**Tarea asignada 1**
Responde según el fragmento seleccionado:
(a) ¿Dónde puede estar el virus, especialmente concentrado en espacios cerrados?
(b) ¿Qué organización, entre otros, estaba dando información errónea?
(c) ¿Por qué se ridiculizó a un reportero de La Sexta?
**Tarea asignada 2**
Cita del fragmento seleccionado el pasaje que empieza con “Si no lo sabíamos” y continúa hasta “podían saber más.”, sin cambiar nada.

**Fragmento seleccionado**
-*-*-

La recomendación en España y en Europa era equivocada, tan equivocada que tuvo consecuencias mortales. Ya había escasez de material, pero sobre todo de información sobre la principal vía de contagio del coronavirus: ahora sabemos que el virus puede estar en el aire que respiramos, especialmente concentrado en espacios cerrados, y que lavarnos mucho las manos no nos servirá de nada si no llevamos una buena mascarilla ajustada todo el tiempo.

Si no lo sabíamos es porque, aunque ya había algunas señales en estudio, la Organización Mundial de la Salud, entre otros, nos estaba dando información errónea, como ha hecho muchas veces a lo largo de este año, y porque el Ministerio de Sanidad español no tenía información ni estaba en contacto con las voces que podían saber más.

En febrero de 2020 e incluso en marzo, la principal crítica a los periodistas en España era que estaban siendo demasiado “sensacionalistas” y “alarmistas”, incluso ridiculizando a un reportero de La Sexta por ponerse una mascarilla en Italia. En elDiario.es, intentábamos un difícil equilibrio de informar y no alarmar (con decisiones concretas, por ejemplo, sobre cuándo lanzar una alerta al móvil con un caso sospechoso).

-*-*-

**Material de estudio**

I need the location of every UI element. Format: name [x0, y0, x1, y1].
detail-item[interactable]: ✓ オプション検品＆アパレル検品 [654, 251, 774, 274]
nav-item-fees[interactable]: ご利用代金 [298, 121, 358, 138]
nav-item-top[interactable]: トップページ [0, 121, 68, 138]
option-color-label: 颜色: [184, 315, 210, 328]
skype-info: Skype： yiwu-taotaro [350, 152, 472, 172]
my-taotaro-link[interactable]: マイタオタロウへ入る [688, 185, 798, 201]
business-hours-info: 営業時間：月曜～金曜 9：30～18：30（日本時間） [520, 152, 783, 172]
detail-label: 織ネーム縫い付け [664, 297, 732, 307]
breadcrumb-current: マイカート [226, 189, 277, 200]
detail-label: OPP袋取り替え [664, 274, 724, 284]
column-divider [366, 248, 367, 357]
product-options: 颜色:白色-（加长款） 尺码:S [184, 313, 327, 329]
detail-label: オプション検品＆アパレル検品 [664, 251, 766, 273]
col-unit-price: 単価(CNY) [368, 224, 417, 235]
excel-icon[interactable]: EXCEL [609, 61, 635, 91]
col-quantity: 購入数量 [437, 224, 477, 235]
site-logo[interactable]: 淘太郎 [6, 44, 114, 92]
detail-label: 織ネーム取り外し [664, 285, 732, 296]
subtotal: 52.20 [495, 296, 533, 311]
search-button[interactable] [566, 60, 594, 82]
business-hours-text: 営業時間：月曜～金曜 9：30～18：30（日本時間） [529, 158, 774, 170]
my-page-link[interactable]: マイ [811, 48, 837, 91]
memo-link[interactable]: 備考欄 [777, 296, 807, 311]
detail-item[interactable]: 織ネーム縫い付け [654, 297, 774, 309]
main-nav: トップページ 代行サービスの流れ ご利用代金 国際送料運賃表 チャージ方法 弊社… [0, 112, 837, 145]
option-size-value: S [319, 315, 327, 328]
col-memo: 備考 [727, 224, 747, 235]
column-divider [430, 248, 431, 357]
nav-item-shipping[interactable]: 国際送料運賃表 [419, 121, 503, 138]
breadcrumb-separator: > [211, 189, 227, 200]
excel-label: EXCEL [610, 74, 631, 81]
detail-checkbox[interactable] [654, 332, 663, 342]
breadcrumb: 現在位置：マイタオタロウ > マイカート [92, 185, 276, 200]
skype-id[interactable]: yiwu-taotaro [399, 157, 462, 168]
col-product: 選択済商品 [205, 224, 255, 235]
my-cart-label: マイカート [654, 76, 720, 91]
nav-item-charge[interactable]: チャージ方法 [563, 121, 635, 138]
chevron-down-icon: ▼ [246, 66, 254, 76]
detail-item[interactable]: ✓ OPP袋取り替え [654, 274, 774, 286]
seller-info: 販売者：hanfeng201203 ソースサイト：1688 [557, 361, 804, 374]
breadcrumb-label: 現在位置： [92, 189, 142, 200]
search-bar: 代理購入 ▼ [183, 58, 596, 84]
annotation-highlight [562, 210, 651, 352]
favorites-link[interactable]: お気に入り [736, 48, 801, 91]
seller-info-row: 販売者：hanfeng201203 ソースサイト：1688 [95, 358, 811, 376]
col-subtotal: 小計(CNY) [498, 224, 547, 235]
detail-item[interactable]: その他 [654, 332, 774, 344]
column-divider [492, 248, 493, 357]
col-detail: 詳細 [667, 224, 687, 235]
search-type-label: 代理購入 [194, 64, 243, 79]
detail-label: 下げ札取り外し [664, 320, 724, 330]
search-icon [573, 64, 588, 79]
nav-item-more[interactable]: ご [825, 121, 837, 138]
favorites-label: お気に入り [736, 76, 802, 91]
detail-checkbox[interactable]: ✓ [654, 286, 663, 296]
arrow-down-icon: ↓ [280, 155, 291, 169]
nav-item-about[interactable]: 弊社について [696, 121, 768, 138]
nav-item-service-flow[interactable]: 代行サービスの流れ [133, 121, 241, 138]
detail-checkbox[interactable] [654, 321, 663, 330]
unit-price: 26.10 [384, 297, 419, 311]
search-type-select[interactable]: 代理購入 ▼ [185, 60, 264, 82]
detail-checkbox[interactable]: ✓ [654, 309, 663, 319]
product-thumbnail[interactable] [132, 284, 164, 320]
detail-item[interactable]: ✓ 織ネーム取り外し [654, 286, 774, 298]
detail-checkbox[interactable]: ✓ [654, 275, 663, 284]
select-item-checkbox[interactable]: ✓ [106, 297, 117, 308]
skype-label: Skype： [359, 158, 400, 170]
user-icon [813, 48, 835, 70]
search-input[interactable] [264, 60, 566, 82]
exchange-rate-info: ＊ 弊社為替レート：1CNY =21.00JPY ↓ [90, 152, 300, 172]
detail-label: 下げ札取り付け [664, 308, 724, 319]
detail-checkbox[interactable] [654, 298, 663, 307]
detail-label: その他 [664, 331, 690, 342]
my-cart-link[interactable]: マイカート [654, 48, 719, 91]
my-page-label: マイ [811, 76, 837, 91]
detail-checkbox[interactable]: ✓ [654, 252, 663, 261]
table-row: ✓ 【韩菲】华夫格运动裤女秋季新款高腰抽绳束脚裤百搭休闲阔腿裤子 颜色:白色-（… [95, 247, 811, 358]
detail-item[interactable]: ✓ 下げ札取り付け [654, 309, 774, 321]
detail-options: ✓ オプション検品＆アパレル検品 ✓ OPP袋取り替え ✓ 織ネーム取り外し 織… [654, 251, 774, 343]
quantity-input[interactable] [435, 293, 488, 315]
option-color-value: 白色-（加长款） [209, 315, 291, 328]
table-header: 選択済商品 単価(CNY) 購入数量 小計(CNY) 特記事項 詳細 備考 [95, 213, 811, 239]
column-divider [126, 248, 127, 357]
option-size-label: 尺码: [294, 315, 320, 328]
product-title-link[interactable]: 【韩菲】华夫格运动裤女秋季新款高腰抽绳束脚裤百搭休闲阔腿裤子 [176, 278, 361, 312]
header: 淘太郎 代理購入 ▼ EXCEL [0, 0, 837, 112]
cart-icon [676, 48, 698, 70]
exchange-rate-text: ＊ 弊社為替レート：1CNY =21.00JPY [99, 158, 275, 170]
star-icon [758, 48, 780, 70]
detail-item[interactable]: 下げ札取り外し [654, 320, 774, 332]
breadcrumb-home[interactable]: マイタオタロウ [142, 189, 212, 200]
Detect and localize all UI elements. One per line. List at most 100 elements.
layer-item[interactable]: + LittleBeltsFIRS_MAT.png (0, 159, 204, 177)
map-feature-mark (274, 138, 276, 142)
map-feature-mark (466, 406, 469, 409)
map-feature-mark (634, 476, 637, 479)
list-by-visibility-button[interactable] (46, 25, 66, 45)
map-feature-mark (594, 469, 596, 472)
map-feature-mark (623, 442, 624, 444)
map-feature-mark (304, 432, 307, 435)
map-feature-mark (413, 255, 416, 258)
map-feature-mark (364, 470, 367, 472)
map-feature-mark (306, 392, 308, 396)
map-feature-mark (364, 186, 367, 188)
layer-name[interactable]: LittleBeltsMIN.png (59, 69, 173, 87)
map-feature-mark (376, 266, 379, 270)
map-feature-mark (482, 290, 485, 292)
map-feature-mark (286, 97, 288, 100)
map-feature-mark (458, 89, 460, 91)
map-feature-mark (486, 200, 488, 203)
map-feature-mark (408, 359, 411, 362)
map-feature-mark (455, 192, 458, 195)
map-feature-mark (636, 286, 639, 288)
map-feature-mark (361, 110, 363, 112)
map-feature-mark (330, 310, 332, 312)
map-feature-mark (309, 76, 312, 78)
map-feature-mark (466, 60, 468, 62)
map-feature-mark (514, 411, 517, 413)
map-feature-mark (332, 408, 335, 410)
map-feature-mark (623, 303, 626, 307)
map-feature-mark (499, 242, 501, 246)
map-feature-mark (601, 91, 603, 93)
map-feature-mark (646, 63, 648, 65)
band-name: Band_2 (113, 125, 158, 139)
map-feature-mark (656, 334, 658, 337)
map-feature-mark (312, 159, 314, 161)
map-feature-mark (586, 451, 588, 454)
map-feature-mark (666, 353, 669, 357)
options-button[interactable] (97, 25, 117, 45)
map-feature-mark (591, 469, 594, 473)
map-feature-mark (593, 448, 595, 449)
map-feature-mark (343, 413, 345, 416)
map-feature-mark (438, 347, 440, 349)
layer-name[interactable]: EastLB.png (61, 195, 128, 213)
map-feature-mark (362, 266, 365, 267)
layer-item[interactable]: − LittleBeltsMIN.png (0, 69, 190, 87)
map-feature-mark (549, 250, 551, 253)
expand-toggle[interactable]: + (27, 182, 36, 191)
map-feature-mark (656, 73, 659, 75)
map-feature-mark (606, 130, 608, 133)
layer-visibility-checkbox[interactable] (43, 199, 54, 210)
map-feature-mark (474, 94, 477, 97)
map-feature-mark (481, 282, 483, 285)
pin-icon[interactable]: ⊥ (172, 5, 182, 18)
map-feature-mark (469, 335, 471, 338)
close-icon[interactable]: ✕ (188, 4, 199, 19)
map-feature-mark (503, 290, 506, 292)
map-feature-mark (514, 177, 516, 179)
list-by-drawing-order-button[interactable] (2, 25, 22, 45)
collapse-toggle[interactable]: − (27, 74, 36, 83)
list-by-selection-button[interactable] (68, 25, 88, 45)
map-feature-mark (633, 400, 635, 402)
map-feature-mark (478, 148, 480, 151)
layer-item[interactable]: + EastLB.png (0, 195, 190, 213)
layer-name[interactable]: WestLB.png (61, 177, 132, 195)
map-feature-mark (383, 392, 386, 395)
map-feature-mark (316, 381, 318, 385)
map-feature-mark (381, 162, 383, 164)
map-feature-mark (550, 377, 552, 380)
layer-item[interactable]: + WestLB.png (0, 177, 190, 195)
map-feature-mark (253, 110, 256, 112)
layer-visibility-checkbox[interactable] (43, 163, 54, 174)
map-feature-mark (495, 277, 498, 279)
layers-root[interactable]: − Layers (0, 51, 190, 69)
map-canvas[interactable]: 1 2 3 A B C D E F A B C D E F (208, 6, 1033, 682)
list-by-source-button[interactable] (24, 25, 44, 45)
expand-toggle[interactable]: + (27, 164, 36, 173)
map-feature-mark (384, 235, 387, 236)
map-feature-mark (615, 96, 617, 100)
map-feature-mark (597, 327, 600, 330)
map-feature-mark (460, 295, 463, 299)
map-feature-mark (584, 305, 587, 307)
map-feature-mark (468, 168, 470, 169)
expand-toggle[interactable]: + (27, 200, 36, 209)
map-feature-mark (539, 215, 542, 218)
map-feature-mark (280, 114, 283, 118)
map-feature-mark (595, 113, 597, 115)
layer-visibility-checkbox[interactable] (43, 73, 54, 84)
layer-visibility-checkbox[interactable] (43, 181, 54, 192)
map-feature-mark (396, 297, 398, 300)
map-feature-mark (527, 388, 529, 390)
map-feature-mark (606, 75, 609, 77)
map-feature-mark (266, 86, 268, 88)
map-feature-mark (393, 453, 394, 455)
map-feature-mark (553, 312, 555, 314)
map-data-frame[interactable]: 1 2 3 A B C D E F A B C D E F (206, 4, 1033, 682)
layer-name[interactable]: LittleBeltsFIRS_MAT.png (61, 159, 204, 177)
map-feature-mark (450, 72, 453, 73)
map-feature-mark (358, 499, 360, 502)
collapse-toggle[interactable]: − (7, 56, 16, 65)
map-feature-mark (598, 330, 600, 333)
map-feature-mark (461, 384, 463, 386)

-*-*-

**Respuesta 1**
(a) En el aire que respiramos.
(b) La Organización Mundial de la Salud.
(c) Por ponerse una mascarilla en Italia.

**Respuesta 2**
Si no lo sabíamos es porque, aunque ya había algunas señales en estudio, la Organización Mundial de la Salud, entre otros, nos estaba dando información errónea, como ha hecho muchas veces a lo largo de este año, y porque el Ministerio de Sanidad español no tenía información ni estaba en contacto con las voces que podían saber más.